**PROBLEM STATEMENT:** Examine the entries and show every line in which the word "والإخلاص" is found.

[Items from a dataset]
━━━━━━━━━━━━━━━━━━━━
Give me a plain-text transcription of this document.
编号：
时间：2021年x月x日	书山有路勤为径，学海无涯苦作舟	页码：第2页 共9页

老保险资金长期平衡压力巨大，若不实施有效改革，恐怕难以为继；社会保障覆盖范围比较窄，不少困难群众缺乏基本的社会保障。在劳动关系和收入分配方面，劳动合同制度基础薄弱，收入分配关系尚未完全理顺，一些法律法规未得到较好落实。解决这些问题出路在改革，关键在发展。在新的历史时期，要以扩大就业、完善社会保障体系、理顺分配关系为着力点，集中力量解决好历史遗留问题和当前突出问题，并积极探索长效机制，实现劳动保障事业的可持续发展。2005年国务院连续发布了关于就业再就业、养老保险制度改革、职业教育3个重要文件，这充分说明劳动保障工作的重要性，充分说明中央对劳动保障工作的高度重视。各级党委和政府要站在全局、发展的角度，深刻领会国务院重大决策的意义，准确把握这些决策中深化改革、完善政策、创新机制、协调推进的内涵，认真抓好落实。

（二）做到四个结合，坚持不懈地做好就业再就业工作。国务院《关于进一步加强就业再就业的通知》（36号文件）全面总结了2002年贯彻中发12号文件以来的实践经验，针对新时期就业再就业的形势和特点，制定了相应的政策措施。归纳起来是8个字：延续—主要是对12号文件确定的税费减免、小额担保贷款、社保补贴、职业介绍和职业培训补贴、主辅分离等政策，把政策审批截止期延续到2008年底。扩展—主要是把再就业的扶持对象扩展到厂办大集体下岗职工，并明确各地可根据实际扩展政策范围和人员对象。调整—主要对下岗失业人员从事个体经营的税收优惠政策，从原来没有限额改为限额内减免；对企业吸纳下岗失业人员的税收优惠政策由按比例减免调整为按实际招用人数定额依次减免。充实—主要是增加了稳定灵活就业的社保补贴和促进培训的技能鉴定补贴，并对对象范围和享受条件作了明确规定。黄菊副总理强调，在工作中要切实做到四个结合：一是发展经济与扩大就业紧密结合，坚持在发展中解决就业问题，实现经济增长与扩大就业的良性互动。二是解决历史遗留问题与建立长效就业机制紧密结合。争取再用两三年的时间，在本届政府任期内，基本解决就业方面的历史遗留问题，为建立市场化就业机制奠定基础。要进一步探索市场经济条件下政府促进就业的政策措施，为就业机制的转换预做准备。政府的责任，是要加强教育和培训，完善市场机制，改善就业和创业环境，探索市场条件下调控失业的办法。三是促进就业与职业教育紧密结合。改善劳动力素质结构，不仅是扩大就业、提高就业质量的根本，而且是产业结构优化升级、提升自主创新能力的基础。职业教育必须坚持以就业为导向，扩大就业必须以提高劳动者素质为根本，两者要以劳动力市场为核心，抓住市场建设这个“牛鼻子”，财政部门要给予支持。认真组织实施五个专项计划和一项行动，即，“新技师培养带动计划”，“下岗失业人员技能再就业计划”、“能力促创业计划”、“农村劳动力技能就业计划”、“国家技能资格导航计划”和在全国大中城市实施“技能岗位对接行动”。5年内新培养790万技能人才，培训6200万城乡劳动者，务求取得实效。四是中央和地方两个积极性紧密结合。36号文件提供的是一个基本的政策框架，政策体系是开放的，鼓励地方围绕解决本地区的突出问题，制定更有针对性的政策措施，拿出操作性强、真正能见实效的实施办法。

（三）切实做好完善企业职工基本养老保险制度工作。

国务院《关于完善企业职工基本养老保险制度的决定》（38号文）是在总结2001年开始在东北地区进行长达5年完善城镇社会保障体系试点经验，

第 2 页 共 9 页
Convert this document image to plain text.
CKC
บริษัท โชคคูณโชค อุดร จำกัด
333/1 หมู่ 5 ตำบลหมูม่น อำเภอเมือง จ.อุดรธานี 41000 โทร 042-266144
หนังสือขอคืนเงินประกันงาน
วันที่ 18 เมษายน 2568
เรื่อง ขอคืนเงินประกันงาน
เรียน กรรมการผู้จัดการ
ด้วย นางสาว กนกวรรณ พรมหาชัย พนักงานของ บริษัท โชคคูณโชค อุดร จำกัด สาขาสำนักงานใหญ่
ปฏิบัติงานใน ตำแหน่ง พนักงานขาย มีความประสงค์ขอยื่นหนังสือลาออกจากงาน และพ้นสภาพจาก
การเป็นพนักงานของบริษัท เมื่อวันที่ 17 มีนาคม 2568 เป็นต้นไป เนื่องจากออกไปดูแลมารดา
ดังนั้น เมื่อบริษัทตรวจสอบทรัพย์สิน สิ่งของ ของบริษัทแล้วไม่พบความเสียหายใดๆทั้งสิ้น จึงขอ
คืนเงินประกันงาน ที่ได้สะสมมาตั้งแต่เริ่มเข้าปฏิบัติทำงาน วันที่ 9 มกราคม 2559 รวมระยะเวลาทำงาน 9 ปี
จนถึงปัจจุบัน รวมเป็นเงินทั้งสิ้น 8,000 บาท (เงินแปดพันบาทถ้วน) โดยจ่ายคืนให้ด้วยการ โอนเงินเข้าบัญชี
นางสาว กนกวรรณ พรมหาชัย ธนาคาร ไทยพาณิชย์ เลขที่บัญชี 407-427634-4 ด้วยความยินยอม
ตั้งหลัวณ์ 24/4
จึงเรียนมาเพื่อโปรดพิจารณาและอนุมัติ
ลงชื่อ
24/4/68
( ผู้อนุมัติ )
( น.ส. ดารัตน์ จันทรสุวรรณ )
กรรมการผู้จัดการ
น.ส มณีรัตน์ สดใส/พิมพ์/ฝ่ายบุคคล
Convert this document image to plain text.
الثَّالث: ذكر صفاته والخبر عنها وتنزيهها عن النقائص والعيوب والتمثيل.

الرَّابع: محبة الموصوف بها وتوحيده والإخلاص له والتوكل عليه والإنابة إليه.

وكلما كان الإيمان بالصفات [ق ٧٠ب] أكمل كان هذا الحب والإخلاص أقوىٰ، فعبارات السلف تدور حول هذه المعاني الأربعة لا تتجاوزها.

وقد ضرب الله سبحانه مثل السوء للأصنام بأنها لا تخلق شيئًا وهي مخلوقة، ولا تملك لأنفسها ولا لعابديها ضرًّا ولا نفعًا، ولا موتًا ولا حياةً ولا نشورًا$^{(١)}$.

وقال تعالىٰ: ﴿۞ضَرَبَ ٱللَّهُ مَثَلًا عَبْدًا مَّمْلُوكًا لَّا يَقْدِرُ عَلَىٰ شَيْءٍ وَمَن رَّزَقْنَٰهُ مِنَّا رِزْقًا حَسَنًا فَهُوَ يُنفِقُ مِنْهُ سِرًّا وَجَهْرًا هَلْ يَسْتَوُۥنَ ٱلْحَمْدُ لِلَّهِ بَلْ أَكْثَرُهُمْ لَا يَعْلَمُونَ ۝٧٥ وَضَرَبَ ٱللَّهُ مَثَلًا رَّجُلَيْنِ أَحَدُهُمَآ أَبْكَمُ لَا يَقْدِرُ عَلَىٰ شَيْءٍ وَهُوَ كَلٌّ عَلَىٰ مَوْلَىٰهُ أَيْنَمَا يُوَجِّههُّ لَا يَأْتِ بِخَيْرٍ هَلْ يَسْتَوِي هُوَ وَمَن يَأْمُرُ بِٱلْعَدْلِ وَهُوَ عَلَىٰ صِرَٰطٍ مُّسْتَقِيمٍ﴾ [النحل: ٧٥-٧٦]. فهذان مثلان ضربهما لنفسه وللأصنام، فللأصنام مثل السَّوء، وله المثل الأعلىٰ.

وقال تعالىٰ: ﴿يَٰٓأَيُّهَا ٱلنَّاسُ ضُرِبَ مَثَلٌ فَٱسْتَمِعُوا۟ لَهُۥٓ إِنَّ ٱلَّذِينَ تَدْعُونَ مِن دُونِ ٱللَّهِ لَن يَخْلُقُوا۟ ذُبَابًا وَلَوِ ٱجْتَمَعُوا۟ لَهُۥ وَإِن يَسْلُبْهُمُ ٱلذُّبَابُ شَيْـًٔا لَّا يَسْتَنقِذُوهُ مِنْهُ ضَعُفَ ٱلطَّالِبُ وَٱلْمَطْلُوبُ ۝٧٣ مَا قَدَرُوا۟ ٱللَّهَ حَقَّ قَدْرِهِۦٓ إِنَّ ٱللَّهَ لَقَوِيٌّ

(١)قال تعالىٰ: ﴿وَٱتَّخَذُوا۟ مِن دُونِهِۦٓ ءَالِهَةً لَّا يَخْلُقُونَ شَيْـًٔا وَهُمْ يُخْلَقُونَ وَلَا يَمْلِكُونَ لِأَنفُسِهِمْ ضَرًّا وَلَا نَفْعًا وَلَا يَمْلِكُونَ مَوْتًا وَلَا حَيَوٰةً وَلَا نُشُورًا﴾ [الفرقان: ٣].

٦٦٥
━━━━━━━━━━━━━━━━━━━━
**ANSWER FOR THE TASK:**
الرَّابع: محبة الموصوف بها وتوحيده والإخلاص له والتوكل عليه والإنابة إليه.
وكلما كان الإيمان بالصفات [ق ٧٠ب] أكمل كان هذا الحب والإخلاص أقوىٰ، فعبارات السلف تدور حول هذه المعاني الأربعة لا تتجاوزها.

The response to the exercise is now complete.